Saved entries
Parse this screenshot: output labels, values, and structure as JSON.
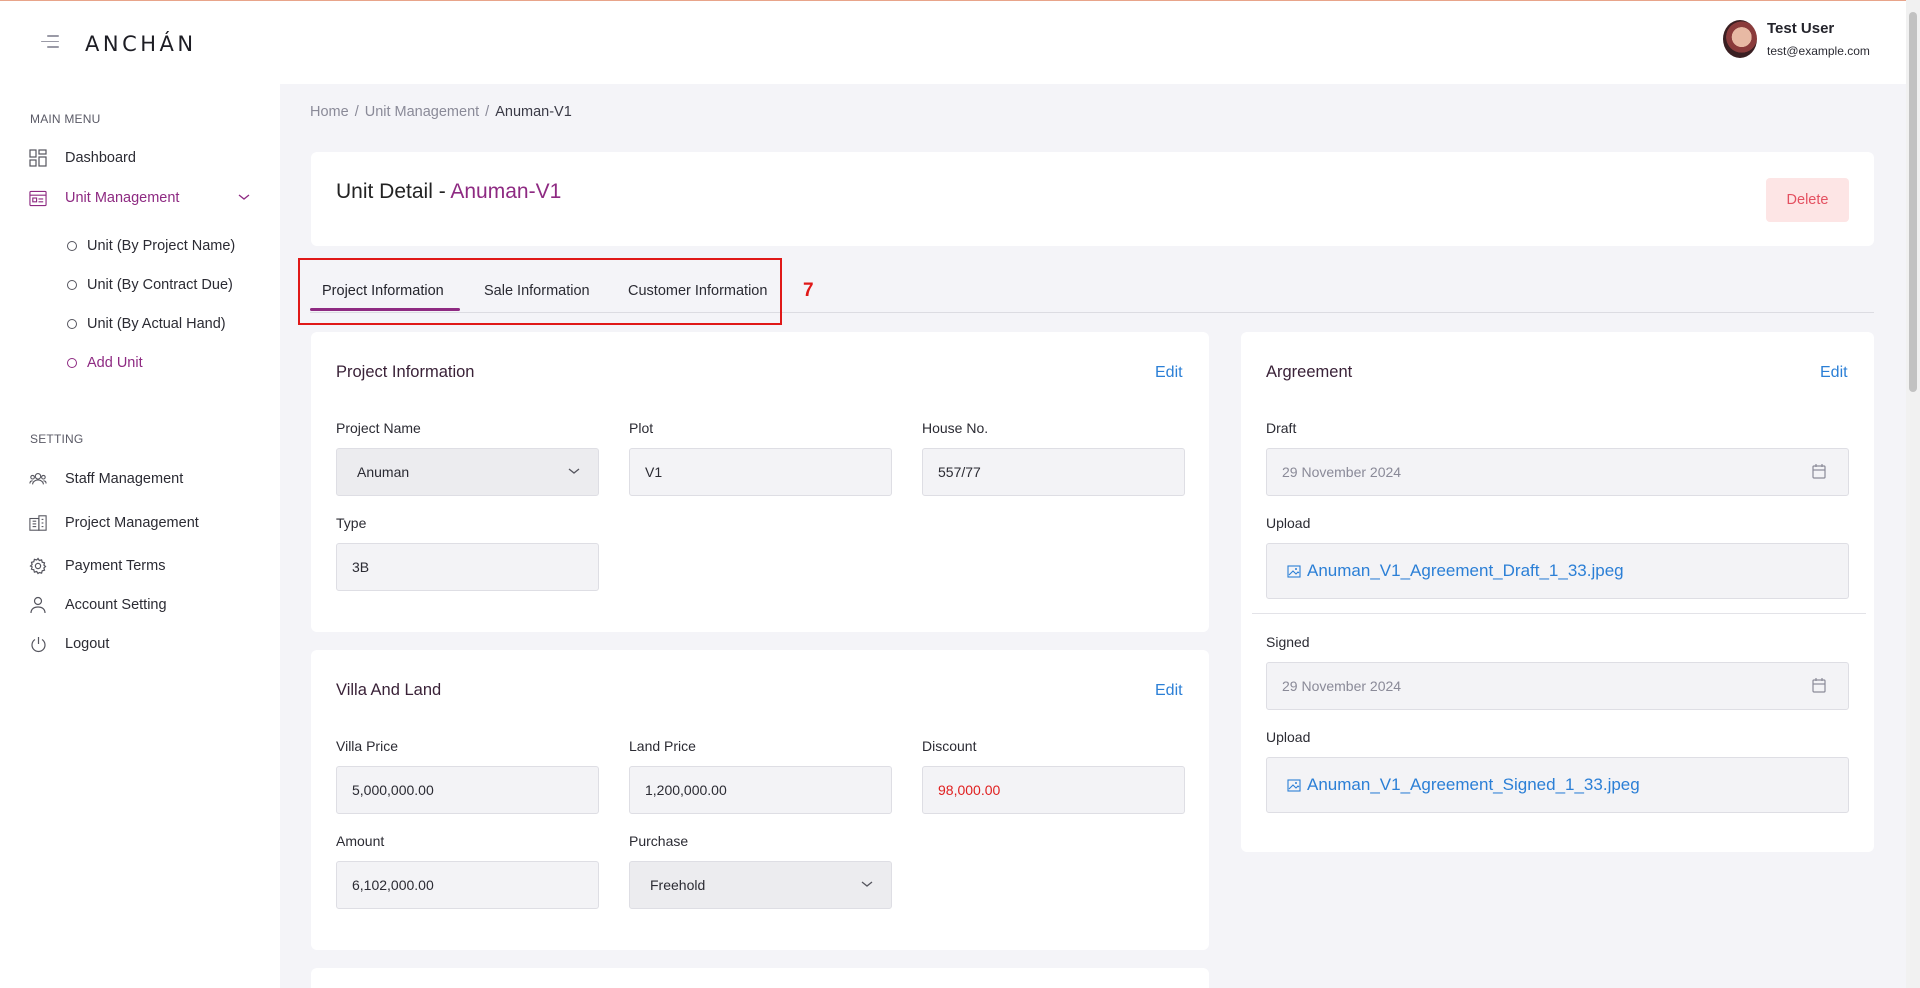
{
  "app": {
    "logo": "ANCHÁN"
  },
  "user": {
    "name": "Test User",
    "email": "test@example.com"
  },
  "sidebar": {
    "main_menu_title": "MAIN MENU",
    "dashboard": "Dashboard",
    "unit_management": "Unit Management",
    "sub_items": [
      "Unit (By Project Name)",
      "Unit (By Contract Due)",
      "Unit (By Actual Hand)",
      "Add Unit"
    ],
    "setting_title": "SETTING",
    "settings": [
      "Staff Management",
      "Project Management",
      "Payment Terms",
      "Account Setting",
      "Logout"
    ]
  },
  "breadcrumb": {
    "home": "Home",
    "sep": "/",
    "section": "Unit Management",
    "current": "Anuman-V1"
  },
  "header": {
    "title_prefix": "Unit Detail - ",
    "title_unit": "Anuman-V1",
    "delete_label": "Delete"
  },
  "tabs": [
    "Project Information",
    "Sale Information",
    "Customer Information"
  ],
  "annotation": "7",
  "project_info": {
    "title": "Project Information",
    "edit": "Edit",
    "project_name_label": "Project Name",
    "project_name": "Anuman",
    "plot_label": "Plot",
    "plot": "V1",
    "house_no_label": "House No.",
    "house_no": "557/77",
    "type_label": "Type",
    "type": "3B"
  },
  "villa": {
    "title": "Villa And Land",
    "edit": "Edit",
    "villa_price_label": "Villa Price",
    "villa_price": "5,000,000.00",
    "land_price_label": "Land Price",
    "land_price": "1,200,000.00",
    "discount_label": "Discount",
    "discount": "98,000.00",
    "amount_label": "Amount",
    "amount": "6,102,000.00",
    "purchase_label": "Purchase",
    "purchase": "Freehold"
  },
  "agreement": {
    "title": "Argreement",
    "edit": "Edit",
    "draft_label": "Draft",
    "draft_date": "29 November 2024",
    "upload_label": "Upload",
    "draft_file": "Anuman_V1_Agreement_Draft_1_33.jpeg",
    "signed_label": "Signed",
    "signed_date": "29 November 2024",
    "signed_upload_label": "Upload",
    "signed_file": "Anuman_V1_Agreement_Signed_1_33.jpeg"
  },
  "colors": {
    "accent": "#8e2a82",
    "link": "#2b7fd6",
    "danger": "#e02020"
  }
}
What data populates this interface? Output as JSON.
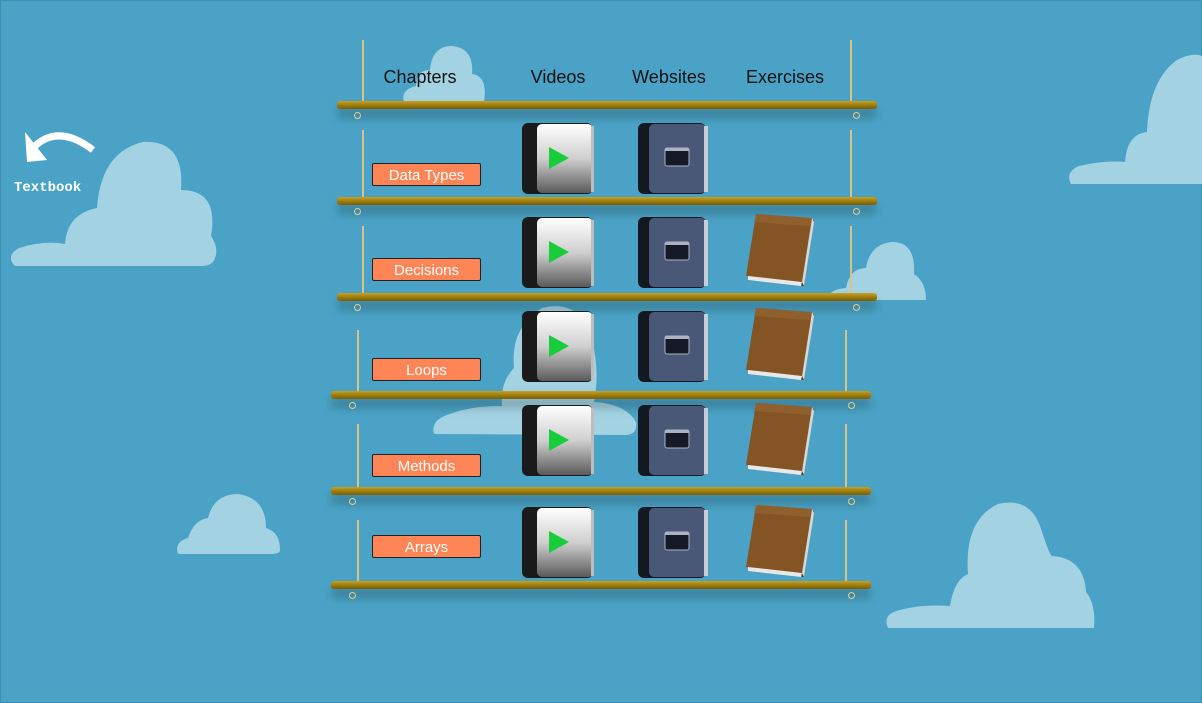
{
  "navigation": {
    "back_label": "Textbook",
    "back_icon": "undo-arrow-icon"
  },
  "headers": {
    "chapters": "Chapters",
    "videos": "Videos",
    "websites": "Websites",
    "exercises": "Exercises"
  },
  "chapters": [
    {
      "label": "Data Types",
      "has_video": true,
      "has_website": true,
      "has_exercise": false
    },
    {
      "label": "Decisions",
      "has_video": true,
      "has_website": true,
      "has_exercise": true
    },
    {
      "label": "Loops",
      "has_video": true,
      "has_website": true,
      "has_exercise": true
    },
    {
      "label": "Methods",
      "has_video": true,
      "has_website": true,
      "has_exercise": true
    },
    {
      "label": "Arrays",
      "has_video": true,
      "has_website": true,
      "has_exercise": true
    }
  ],
  "colors": {
    "background": "#4aa3c6",
    "cloud": "#a3d3e3",
    "chapter_button": "#ff8557",
    "play": "#18cc3c",
    "book": "#7a4a1c",
    "shelf": "#b8921a"
  }
}
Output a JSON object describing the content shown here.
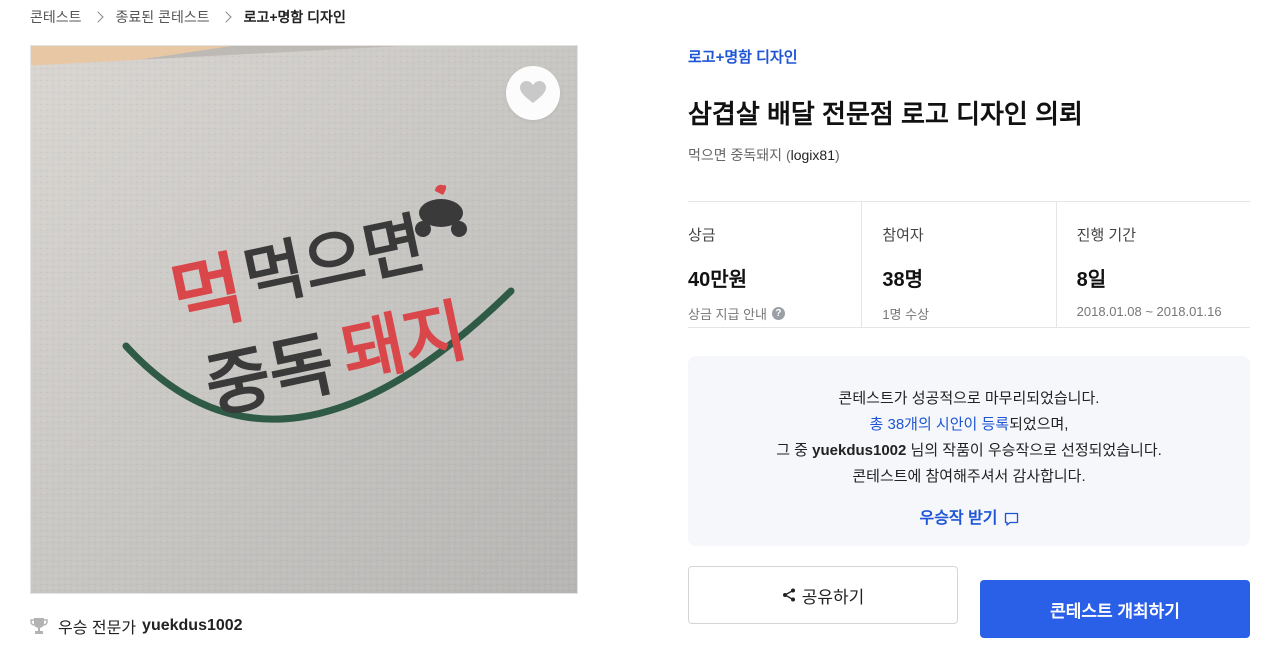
{
  "breadcrumb": {
    "items": [
      "콘테스트",
      "종료된 콘테스트",
      "로고+명함 디자인"
    ]
  },
  "hero": {
    "logo_line1": "먹으면",
    "logo_line2_a": "중독",
    "logo_line2_b": "돼지",
    "like_icon": "heart-icon"
  },
  "winner": {
    "label": "우승 전문가",
    "name": "yuekdus1002",
    "icon": "trophy-icon"
  },
  "contest": {
    "category": "로고+명함 디자인",
    "title": "삼겹살 배달 전문점 로고 디자인 의뢰",
    "host_name": "먹으면 중독돼지",
    "host_id": "logix81"
  },
  "stats": [
    {
      "label": "상금",
      "value": "40만원",
      "sub": "상금 지급 안내"
    },
    {
      "label": "참여자",
      "value": "38명",
      "sub": "1명 수상"
    },
    {
      "label": "진행 기간",
      "value": "8일",
      "sub": "2018.01.08 ~ 2018.01.16"
    }
  ],
  "notice": {
    "line1": "콘테스트가 성공적으로 마무리되었습니다.",
    "line2_link": "총 38개의 시안이 등록",
    "line2_rest": "되었으며,",
    "line3_pre": "그 중 ",
    "line3_name": "yuekdus1002",
    "line3_post": " 님의 작품이 우승작으로 선정되었습니다.",
    "line4": "콘테스트에 참여해주셔서 감사합니다.",
    "receive_label": "우승작 받기"
  },
  "actions": {
    "share_label": "공유하기",
    "host_label": "콘테스트 개최하기"
  },
  "colors": {
    "accent": "#1e55d6",
    "primary_button": "#2a5fe8",
    "logo_red": "#d9474a",
    "logo_green": "#2f5a45"
  }
}
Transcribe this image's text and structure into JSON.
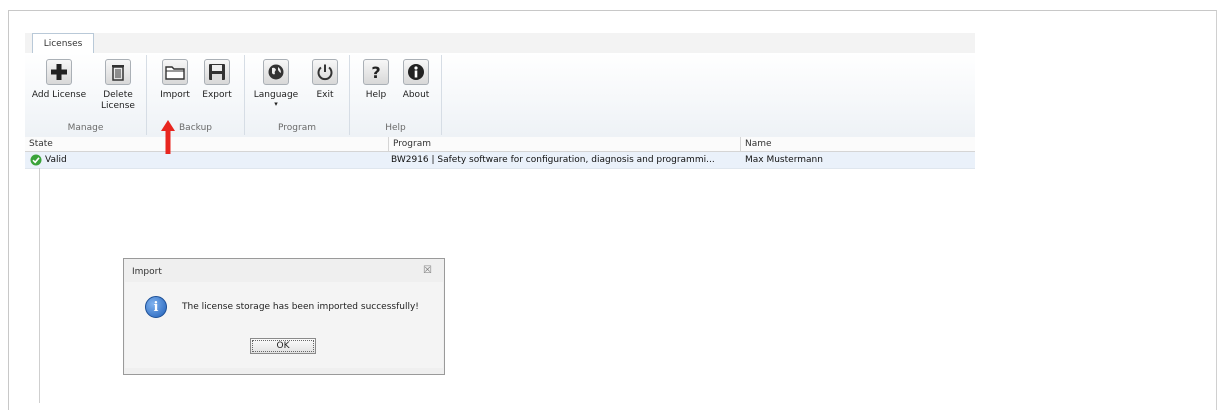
{
  "tab": {
    "label": "Licenses"
  },
  "ribbon": {
    "groups": [
      {
        "label": "Manage",
        "buttons": [
          {
            "label": "Add License",
            "icon": "plus-icon"
          },
          {
            "label": "Delete\nLicense",
            "icon": "trash-icon"
          }
        ]
      },
      {
        "label": "Backup",
        "buttons": [
          {
            "label": "Import",
            "icon": "folder-icon"
          },
          {
            "label": "Export",
            "icon": "floppy-disk-icon"
          }
        ]
      },
      {
        "label": "Program",
        "buttons": [
          {
            "label": "Language",
            "icon": "globe-icon",
            "dropdown": "▾"
          },
          {
            "label": "Exit",
            "icon": "power-icon"
          }
        ]
      },
      {
        "label": "Help",
        "buttons": [
          {
            "label": "Help",
            "icon": "question-icon"
          },
          {
            "label": "About",
            "icon": "info-icon"
          }
        ]
      }
    ]
  },
  "table": {
    "columns": [
      "State",
      "Program",
      "Name"
    ],
    "rows": [
      {
        "state": "Valid",
        "program": "BW2916 | Safety software for configuration, diagnosis and programmi...",
        "name": "Max Mustermann"
      }
    ]
  },
  "dialog": {
    "title": "Import",
    "close": "☒",
    "message": "The license storage has been imported successfully!",
    "ok": "OK"
  },
  "colors": {
    "status_valid": "#3aa33a",
    "arrow": "#e8261f",
    "info": "#1f5fb8"
  }
}
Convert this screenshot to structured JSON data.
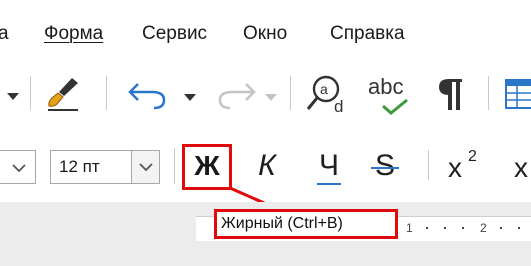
{
  "menu": {
    "items": [
      {
        "label": "а"
      },
      {
        "label": "Форма"
      },
      {
        "label": "Сервис"
      },
      {
        "label": "Окно"
      },
      {
        "label": "Справка"
      }
    ]
  },
  "toolbar2": {
    "font_size_value": "12 пт",
    "bold_label": "Ж",
    "italic_label": "К",
    "underline_label": "Ч",
    "strike_label": "S",
    "superscript_base": "x",
    "superscript_exp": "2",
    "subscript_base": "x"
  },
  "toolbar1": {
    "spelling_label": "abc"
  },
  "tooltip": {
    "text": "Жирный (Ctrl+B)"
  },
  "ruler": {
    "labels": [
      "1",
      "2"
    ]
  },
  "colors": {
    "highlight": "#e10a0a",
    "accent_blue": "#2a77c9",
    "accent_green": "#3c9a3c"
  },
  "icons": [
    "dropdown-arrow-icon",
    "clone-formatting-icon",
    "undo-icon",
    "redo-icon",
    "find-replace-icon",
    "spelling-icon",
    "formatting-marks-icon",
    "table-icon"
  ]
}
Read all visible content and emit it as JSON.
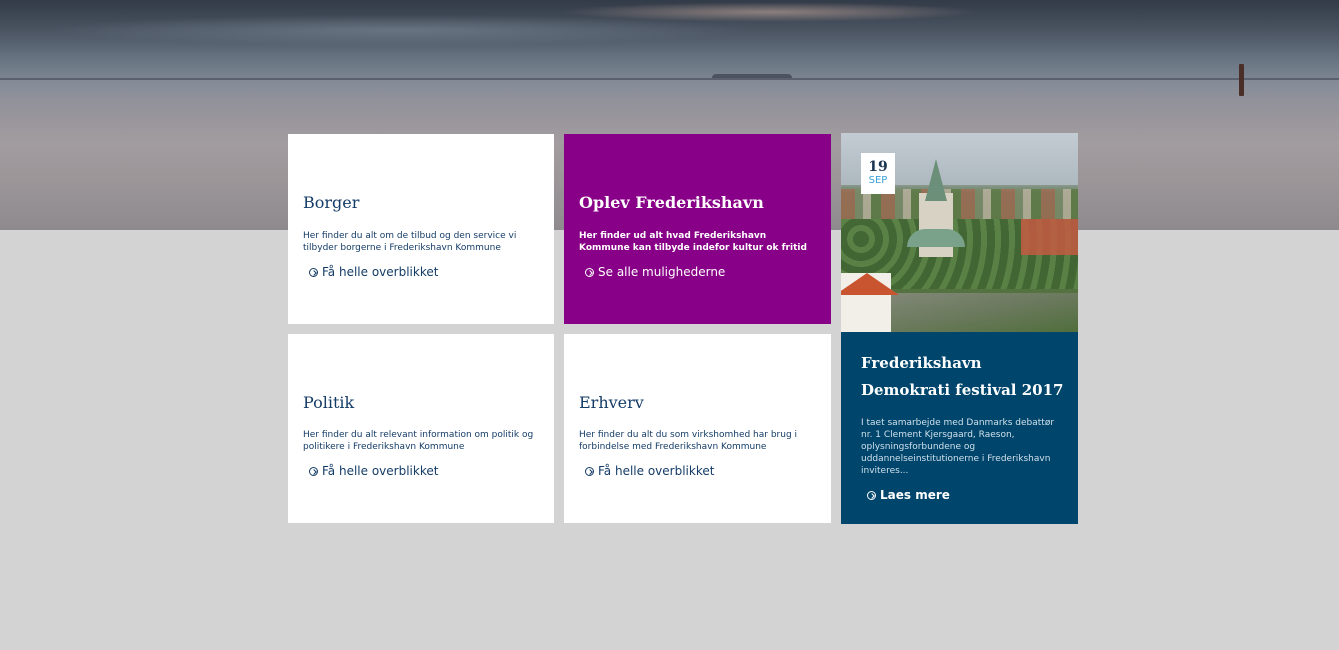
{
  "tiles": {
    "borger": {
      "title": "Borger",
      "text": "Her finder du alt om de tilbud og den service vi tilbyder borgerne i Frederikshavn Kommune",
      "link": "Få helle overblikket"
    },
    "oplev": {
      "title": "Oplev Frederikshavn",
      "text": "Her finder ud alt hvad Frederikshavn Kommune kan tilbyde indefor kultur ok fritid",
      "link": "Se alle mulighederne",
      "color": "#870087"
    },
    "politik": {
      "title": "Politik",
      "text": "Her finder du alt relevant information om politik og politikere i Frederikshavn Kommune",
      "link": "Få helle overblikket"
    },
    "erhverv": {
      "title": "Erhverv",
      "text": "Her finder du alt du som virkshomhed har brug i forbindelse med Frederikshavn Kommune",
      "link": "Få helle overblikket"
    }
  },
  "news": {
    "day": "19",
    "month": "SEP",
    "title": "Frederikshavn Demokrati festival 2017",
    "text": "I taet samarbejde med Danmarks debattør nr. 1 Clement Kjersgaard, Raeson, oplysningsforbundene og uddannelseinstitutionerne i Frederikshavn inviteres...",
    "link": "Laes mere",
    "color": "#00456b"
  },
  "colors": {
    "page_bg": "#d3d3d3",
    "text_blue": "#143c67",
    "date_accent": "#3aa0d6"
  },
  "icons": {
    "link_icon": "circle-chevron-right-icon"
  }
}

• REQUIREMENT: Using the listing, say how many lines include the word "Upload", and add nothing else.

• FINAL ANSWER: 2